• Problem requirements: Leave out any picture and return the remaining listing below exactly as given.

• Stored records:
....................
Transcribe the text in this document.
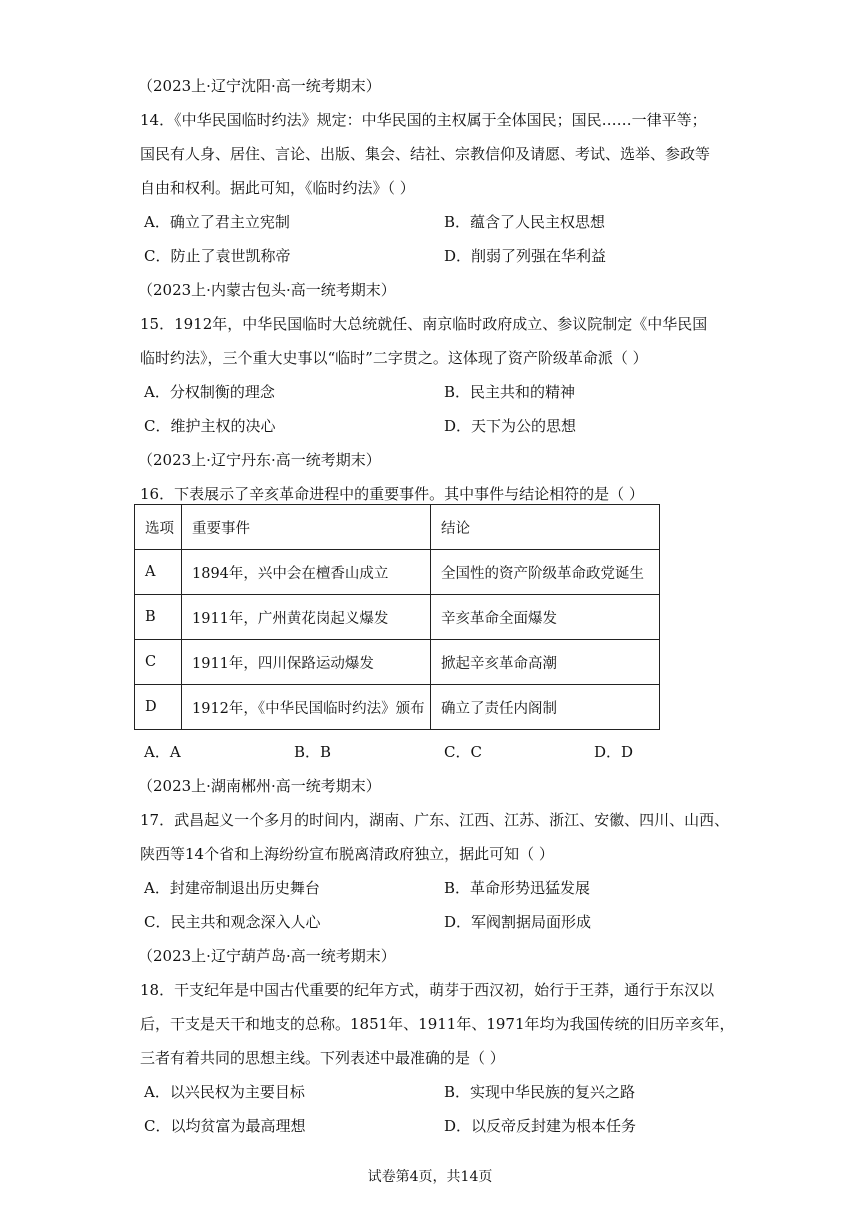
（2023上·辽宁沈阳·高一统考期末）
14．《中华民国临时约法》规定：中华民国的主权属于全体国民；国民……一律平等；
国民有人身、居住、言论、出版、集会、结社、宗教信仰及请愿、考试、选举、参政等
自由和权利。据此可知，《临时约法》（ ）
A．确立了君主立宪制	B．蕴含了人民主权思想
C．防止了袁世凯称帝	D．削弱了列强在华利益
（2023上·内蒙古包头·高一统考期末）
15．1912年，中华民国临时大总统就任、南京临时政府成立、参议院制定《中华民国
临时约法》，三个重大史事以“临时”二字贯之。这体现了资产阶级革命派（ ）
A．分权制衡的理念	B．民主共和的精神
C．维护主权的决心	D．天下为公的思想
（2023上·辽宁丹东·高一统考期末）
16．下表展示了辛亥革命进程中的重要事件。其中事件与结论相符的是（ ）
选项	重要事件	结论
A	1894年，兴中会在檀香山成立	全国性的资产阶级革命政党诞生
B	1911年，广州黄花岗起义爆发	辛亥革命全面爆发
C	1911年，四川保路运动爆发	掀起辛亥革命高潮
D	1912年，《中华民国临时约法》颁布	确立了责任内阁制
A．A	B．B	C．C	D．D
（2023上·湖南郴州·高一统考期末）
17．武昌起义一个多月的时间内，湖南、广东、江西、江苏、浙江、安徽、四川、山西、
陕西等14个省和上海纷纷宣布脱离清政府独立，据此可知（ ）
A．封建帝制退出历史舞台	B．革命形势迅猛发展
C．民主共和观念深入人心	D．军阀割据局面形成
（2023上·辽宁葫芦岛·高一统考期末）
18．干支纪年是中国古代重要的纪年方式，萌芽于西汉初，始行于王莽，通行于东汉以
后，干支是天干和地支的总称。1851年、1911年、1971年均为我国传统的旧历辛亥年，
三者有着共同的思想主线。下列表述中最准确的是（ ）
A．以兴民权为主要目标	B．实现中华民族的复兴之路
C．以均贫富为最高理想	D．以反帝反封建为根本任务
试卷第4页，共14页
....................
• Correct response:
Transcribe the text in this document.
（2023上·辽宁沈阳·高一统考期末）
14．《中华民国临时约法》规定：中华民国的主权属于全体国民；国民……一律平等；
国民有人身、居住、言论、出版、集会、结社、宗教信仰及请愿、考试、选举、参政等
自由和权利。据此可知，《临时约法》（ ）
A．确立了君主立宪制	B．蕴含了人民主权思想
C．防止了袁世凯称帝	D．削弱了列强在华利益
（2023上·内蒙古包头·高一统考期末）
15．1912年，中华民国临时大总统就任、南京临时政府成立、参议院制定《中华民国
临时约法》，三个重大史事以“临时”二字贯之。这体现了资产阶级革命派（ ）
A．分权制衡的理念	B．民主共和的精神
C．维护主权的决心	D．天下为公的思想
（2023上·辽宁丹东·高一统考期末）
16．下表展示了辛亥革命进程中的重要事件。其中事件与结论相符的是（ ）
选项	重要事件	结论
A	1894年，兴中会在檀香山成立	全国性的资产阶级革命政党诞生
B	1911年，广州黄花岗起义爆发	辛亥革命全面爆发
C	1911年，四川保路运动爆发	掀起辛亥革命高潮
D	1912年，《中华民国临时约法》颁布	确立了责任内阁制
A．A	B．B	C．C	D．D
（2023上·湖南郴州·高一统考期末）
17．武昌起义一个多月的时间内，湖南、广东、江西、江苏、浙江、安徽、四川、山西、
陕西等14个省和上海纷纷宣布脱离清政府独立，据此可知（ ）
A．封建帝制退出历史舞台	B．革命形势迅猛发展
C．民主共和观念深入人心	D．军阀割据局面形成
（2023上·辽宁葫芦岛·高一统考期末）
18．干支纪年是中国古代重要的纪年方式，萌芽于西汉初，始行于王莽，通行于东汉以
后，干支是天干和地支的总称。1851年、1911年、1971年均为我国传统的旧历辛亥年，
三者有着共同的思想主线。下列表述中最准确的是（ ）
A．以兴民权为主要目标	B．实现中华民族的复兴之路
C．以均贫富为最高理想	D．以反帝反封建为根本任务
试卷第4页，共14页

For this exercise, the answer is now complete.